Problem description: Search the material for "Fresnel" and show all lines that contain it.

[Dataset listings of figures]
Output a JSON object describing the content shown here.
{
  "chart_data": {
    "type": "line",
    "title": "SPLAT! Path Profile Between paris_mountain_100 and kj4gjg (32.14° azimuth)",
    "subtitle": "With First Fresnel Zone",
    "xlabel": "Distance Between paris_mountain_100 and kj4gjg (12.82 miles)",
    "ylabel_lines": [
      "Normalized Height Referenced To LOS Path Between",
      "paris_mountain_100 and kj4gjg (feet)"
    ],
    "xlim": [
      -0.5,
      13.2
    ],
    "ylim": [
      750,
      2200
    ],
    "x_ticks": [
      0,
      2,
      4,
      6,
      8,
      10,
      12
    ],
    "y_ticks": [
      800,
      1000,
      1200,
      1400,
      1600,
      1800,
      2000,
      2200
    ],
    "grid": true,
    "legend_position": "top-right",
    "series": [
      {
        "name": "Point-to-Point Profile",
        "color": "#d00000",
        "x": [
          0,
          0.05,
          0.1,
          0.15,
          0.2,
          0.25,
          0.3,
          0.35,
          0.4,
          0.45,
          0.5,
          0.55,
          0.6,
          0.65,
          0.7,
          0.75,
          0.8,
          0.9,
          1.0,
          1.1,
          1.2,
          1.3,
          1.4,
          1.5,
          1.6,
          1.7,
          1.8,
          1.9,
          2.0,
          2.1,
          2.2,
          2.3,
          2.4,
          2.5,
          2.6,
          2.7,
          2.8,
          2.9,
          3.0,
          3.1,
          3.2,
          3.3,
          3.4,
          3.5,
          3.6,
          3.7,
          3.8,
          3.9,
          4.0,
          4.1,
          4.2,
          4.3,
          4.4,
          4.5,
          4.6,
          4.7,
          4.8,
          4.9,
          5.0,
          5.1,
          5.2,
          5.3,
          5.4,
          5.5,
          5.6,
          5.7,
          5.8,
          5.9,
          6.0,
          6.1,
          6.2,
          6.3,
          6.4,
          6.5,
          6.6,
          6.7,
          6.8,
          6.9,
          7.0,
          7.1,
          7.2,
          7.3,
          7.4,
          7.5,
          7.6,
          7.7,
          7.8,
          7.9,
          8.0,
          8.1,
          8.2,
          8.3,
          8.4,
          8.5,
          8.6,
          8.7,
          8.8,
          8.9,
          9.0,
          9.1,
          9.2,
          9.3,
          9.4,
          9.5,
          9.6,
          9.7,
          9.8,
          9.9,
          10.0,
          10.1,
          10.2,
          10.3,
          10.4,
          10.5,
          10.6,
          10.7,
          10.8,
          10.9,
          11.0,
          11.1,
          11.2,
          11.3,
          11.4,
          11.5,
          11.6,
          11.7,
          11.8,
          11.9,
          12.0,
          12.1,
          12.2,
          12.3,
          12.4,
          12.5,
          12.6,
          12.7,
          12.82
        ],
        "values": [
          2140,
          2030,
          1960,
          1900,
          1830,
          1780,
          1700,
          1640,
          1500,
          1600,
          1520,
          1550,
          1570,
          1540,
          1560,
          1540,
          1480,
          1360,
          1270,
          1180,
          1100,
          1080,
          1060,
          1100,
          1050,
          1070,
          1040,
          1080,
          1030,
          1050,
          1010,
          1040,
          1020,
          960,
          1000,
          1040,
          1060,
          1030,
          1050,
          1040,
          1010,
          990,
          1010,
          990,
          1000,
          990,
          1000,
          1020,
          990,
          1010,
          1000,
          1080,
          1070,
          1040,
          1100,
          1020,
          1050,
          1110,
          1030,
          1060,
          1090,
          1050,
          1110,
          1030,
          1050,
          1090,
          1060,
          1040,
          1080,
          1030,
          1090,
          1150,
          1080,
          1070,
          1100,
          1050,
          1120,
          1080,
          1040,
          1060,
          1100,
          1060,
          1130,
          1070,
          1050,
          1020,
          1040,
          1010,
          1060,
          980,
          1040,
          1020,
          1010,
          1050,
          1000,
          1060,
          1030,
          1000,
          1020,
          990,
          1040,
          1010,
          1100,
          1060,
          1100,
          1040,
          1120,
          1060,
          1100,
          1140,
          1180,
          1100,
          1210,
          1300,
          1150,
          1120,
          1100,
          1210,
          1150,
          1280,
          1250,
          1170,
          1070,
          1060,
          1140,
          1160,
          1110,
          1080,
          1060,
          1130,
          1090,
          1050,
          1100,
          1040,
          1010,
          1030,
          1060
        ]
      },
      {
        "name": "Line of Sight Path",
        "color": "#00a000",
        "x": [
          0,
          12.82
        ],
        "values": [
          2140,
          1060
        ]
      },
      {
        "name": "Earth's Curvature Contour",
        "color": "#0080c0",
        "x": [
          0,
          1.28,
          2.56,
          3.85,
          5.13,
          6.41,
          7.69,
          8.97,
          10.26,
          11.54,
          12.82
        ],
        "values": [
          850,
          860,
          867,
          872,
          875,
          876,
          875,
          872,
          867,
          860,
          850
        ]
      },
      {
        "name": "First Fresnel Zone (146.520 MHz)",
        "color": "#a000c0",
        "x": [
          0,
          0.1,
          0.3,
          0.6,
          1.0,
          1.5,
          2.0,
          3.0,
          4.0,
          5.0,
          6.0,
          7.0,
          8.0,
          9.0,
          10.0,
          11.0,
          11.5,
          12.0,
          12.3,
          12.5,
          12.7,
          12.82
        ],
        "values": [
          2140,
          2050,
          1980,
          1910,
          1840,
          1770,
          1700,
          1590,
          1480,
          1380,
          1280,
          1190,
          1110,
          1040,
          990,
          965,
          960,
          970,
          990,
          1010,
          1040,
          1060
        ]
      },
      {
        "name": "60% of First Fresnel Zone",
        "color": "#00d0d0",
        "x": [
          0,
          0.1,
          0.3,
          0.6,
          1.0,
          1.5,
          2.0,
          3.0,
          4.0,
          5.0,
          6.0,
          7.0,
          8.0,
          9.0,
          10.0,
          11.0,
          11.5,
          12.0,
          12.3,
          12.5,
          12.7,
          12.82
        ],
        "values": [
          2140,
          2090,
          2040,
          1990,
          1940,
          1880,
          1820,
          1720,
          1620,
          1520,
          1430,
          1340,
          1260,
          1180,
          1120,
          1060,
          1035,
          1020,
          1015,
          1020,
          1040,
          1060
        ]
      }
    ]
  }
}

Complete output:
    "subtitle": "With First Fresnel Zone",
        "name": "First Fresnel Zone (146.520 MHz)",
        "name": "60% of First Fresnel Zone",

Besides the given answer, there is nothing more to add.